[What the task asks]
Copy out each line in the material below that has the word "from".

** START OF Provided information **

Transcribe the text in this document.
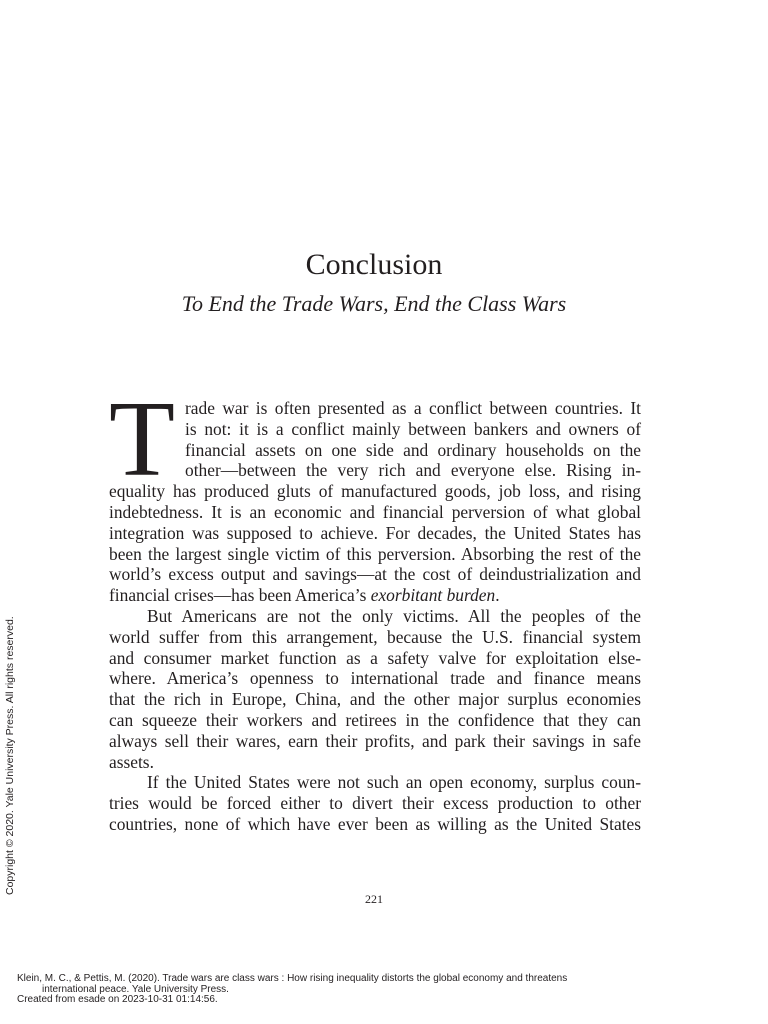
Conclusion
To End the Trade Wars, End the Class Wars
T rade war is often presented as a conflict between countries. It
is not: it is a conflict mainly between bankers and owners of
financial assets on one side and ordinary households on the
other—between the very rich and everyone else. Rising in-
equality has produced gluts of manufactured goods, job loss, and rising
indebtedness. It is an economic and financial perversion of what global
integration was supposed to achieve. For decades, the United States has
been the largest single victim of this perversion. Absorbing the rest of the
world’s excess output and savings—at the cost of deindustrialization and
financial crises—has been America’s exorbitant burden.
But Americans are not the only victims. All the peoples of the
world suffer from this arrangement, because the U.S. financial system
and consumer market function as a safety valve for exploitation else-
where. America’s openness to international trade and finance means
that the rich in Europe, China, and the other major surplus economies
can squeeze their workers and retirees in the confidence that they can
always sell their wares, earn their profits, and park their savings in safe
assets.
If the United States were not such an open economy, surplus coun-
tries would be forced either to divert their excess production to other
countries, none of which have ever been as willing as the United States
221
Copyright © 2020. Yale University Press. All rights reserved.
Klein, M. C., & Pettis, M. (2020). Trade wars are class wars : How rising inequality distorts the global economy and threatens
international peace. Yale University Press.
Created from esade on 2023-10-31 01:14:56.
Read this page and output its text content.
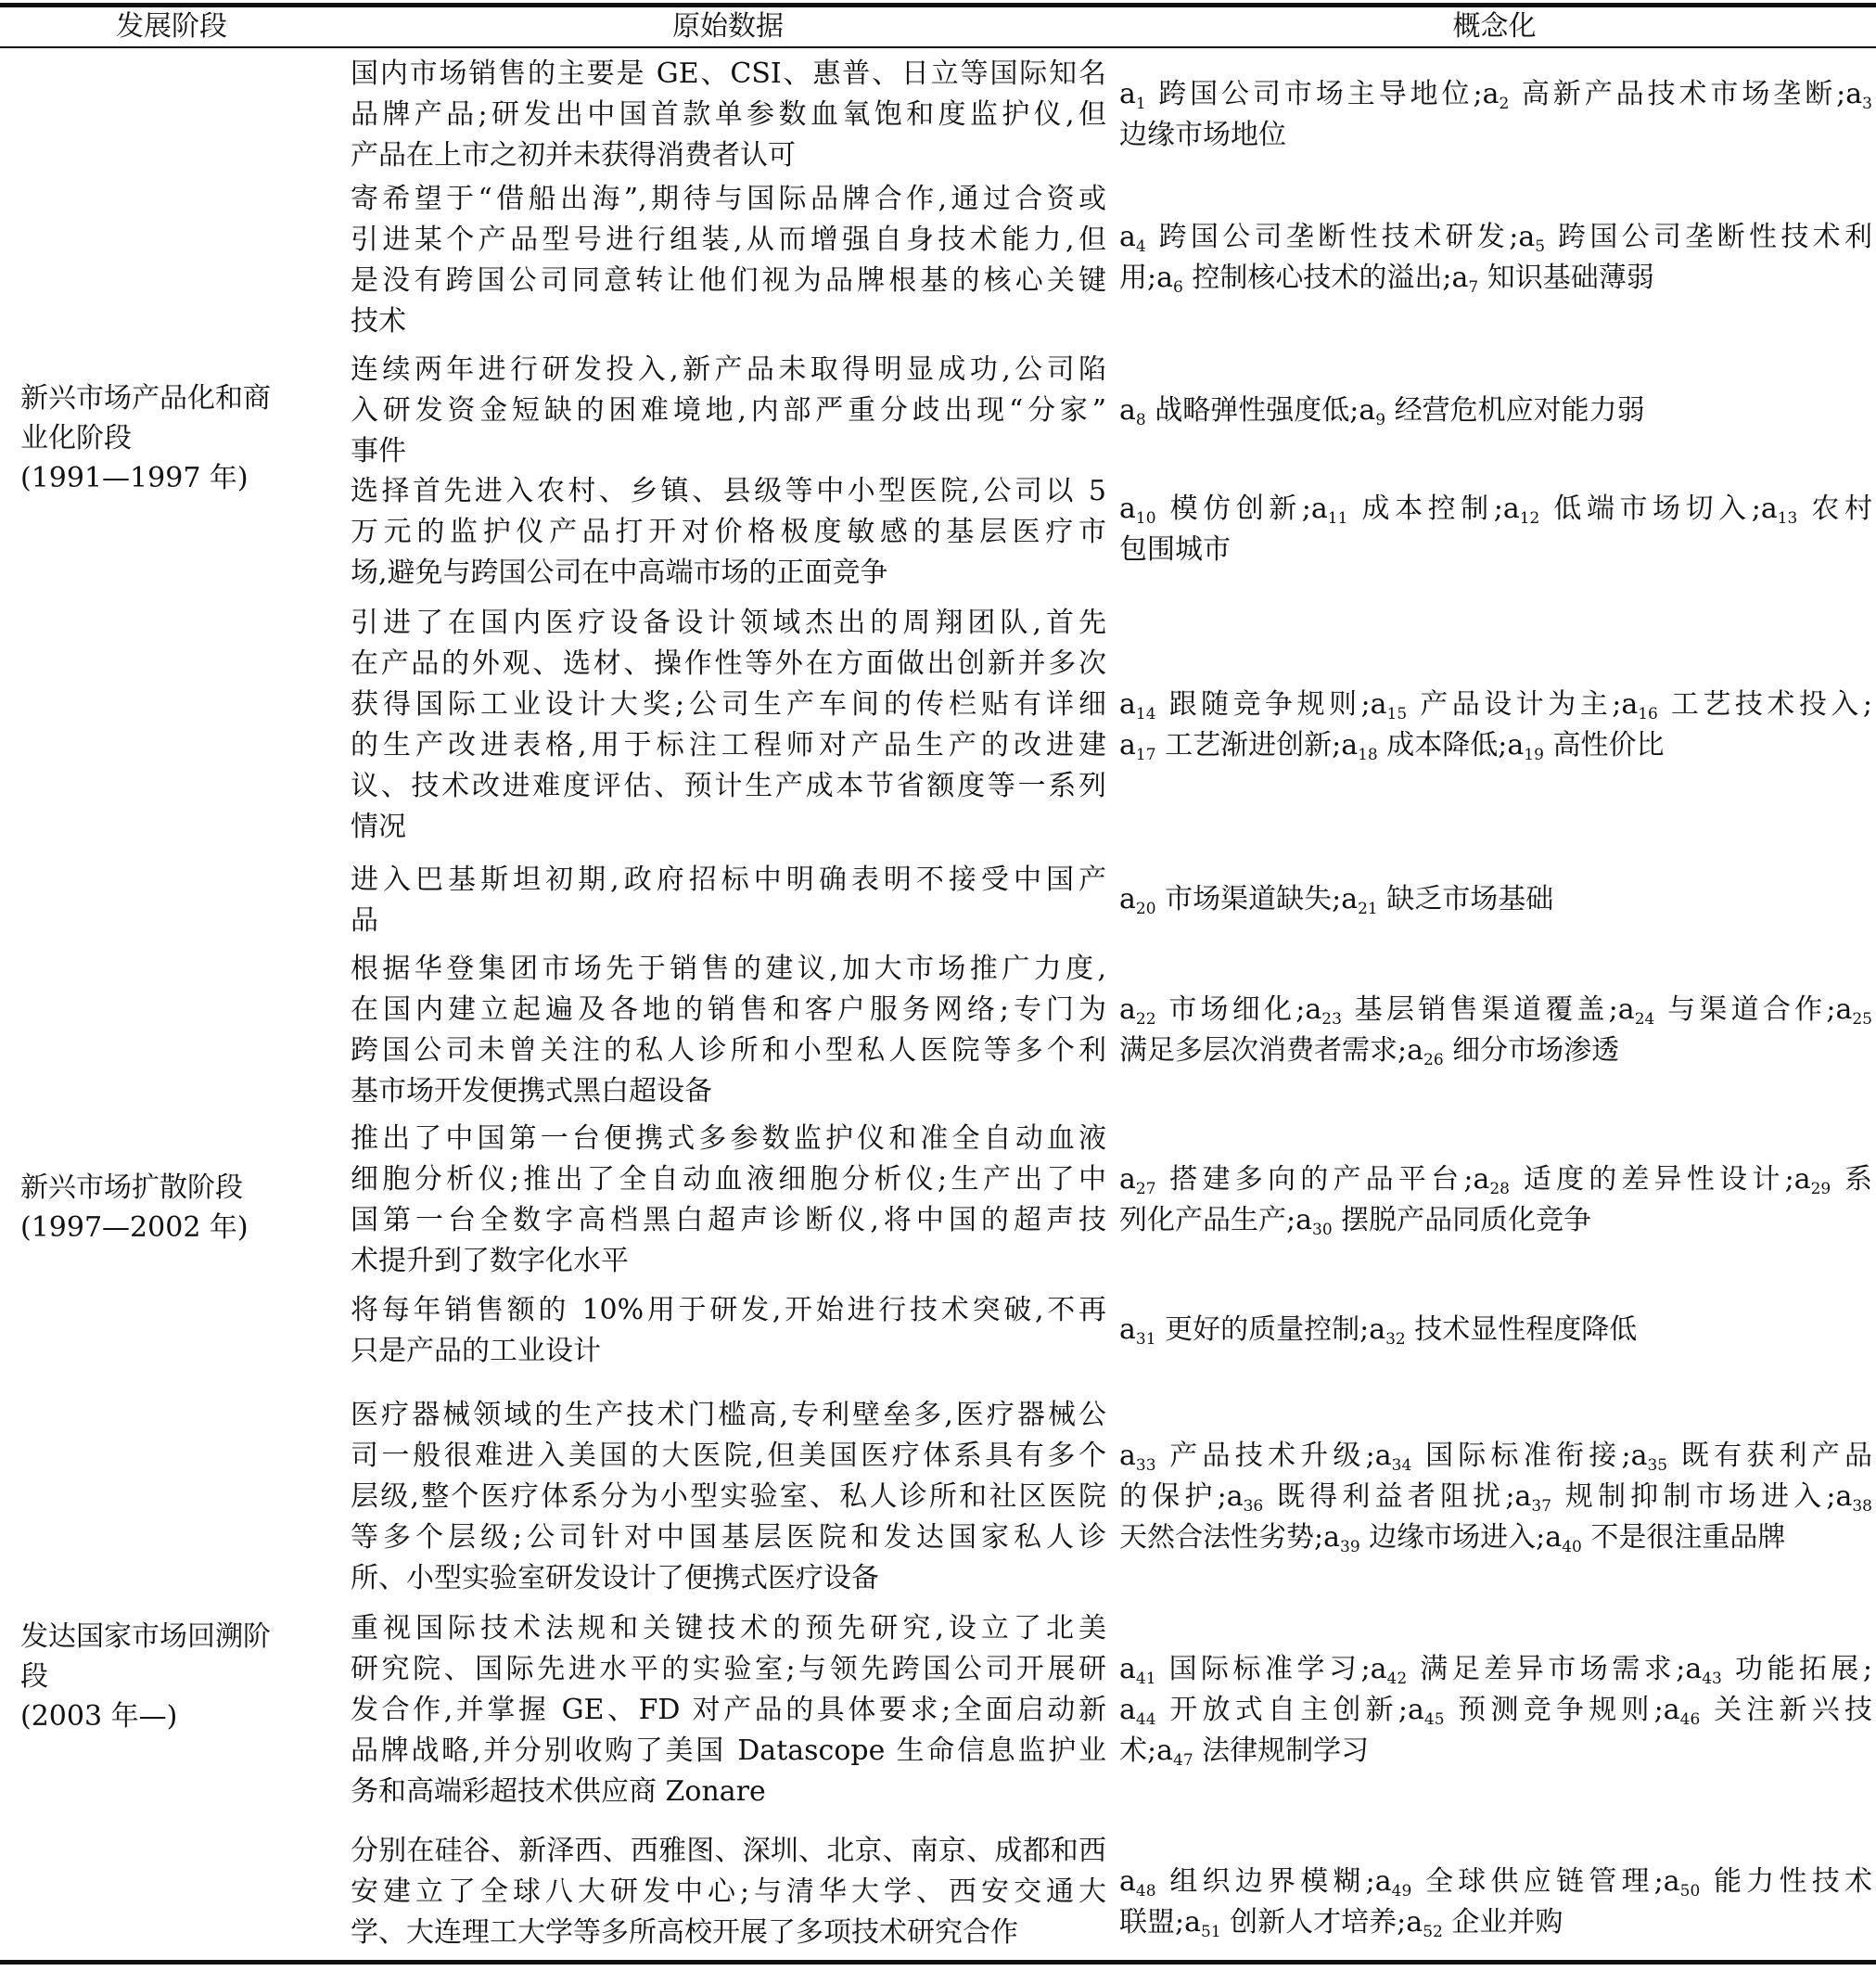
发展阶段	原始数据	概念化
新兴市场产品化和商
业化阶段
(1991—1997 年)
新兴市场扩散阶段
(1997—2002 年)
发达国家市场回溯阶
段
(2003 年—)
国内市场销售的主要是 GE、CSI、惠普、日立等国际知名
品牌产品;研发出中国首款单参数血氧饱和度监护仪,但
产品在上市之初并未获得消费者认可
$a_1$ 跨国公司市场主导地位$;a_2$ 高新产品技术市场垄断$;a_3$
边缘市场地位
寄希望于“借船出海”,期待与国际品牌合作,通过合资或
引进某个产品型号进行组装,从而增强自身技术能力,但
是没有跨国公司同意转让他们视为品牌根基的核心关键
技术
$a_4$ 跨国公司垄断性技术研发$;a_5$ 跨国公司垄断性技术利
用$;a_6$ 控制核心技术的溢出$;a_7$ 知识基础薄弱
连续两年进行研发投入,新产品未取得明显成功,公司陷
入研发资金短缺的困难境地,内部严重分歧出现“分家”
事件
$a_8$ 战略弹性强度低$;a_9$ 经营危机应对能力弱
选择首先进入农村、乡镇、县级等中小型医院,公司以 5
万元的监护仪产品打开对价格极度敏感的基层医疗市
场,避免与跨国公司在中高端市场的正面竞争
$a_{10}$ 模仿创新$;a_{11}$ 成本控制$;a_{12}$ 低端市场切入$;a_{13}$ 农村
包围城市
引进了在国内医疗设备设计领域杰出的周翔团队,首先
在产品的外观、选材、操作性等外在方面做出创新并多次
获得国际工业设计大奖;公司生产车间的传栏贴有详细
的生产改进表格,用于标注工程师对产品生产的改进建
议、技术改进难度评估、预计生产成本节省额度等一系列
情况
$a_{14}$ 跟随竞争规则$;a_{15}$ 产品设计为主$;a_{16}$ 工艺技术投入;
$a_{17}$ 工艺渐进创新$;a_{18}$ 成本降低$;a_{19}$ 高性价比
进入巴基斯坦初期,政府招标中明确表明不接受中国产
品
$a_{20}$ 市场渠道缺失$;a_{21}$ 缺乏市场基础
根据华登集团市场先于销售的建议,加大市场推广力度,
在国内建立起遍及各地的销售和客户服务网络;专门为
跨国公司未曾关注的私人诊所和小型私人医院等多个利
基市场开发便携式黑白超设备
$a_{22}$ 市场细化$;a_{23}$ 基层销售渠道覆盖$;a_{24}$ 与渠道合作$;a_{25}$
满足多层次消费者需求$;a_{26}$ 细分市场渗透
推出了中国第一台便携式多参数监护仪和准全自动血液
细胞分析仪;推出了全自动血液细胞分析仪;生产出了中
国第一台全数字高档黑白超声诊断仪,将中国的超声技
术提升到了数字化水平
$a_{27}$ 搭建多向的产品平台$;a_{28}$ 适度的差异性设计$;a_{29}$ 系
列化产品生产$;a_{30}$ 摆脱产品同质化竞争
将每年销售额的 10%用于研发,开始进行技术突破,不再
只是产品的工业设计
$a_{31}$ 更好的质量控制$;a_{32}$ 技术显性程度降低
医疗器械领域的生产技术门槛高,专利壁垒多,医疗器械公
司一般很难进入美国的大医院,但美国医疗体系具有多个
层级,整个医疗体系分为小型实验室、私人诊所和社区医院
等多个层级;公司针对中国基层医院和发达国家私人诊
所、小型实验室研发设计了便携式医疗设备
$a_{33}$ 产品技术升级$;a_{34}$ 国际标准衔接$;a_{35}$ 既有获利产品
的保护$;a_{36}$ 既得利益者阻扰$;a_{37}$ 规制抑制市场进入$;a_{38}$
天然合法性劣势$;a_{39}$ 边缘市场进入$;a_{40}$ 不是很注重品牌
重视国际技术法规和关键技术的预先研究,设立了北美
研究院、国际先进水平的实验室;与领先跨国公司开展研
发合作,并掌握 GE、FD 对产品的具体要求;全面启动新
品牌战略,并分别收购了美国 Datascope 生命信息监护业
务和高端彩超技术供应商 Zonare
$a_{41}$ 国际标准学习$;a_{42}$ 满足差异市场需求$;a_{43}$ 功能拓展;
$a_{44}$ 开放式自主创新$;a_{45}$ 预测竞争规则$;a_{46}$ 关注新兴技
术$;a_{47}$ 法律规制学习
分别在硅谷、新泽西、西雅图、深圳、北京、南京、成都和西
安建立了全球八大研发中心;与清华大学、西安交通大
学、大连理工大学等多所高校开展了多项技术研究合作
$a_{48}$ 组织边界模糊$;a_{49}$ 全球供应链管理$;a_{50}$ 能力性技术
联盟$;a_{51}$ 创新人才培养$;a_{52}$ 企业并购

** END OF Provided information **

[Full solution]
world suffer from this arrangement, because the U.S. financial system
Created from esade on 2023-10-31 01:14:56.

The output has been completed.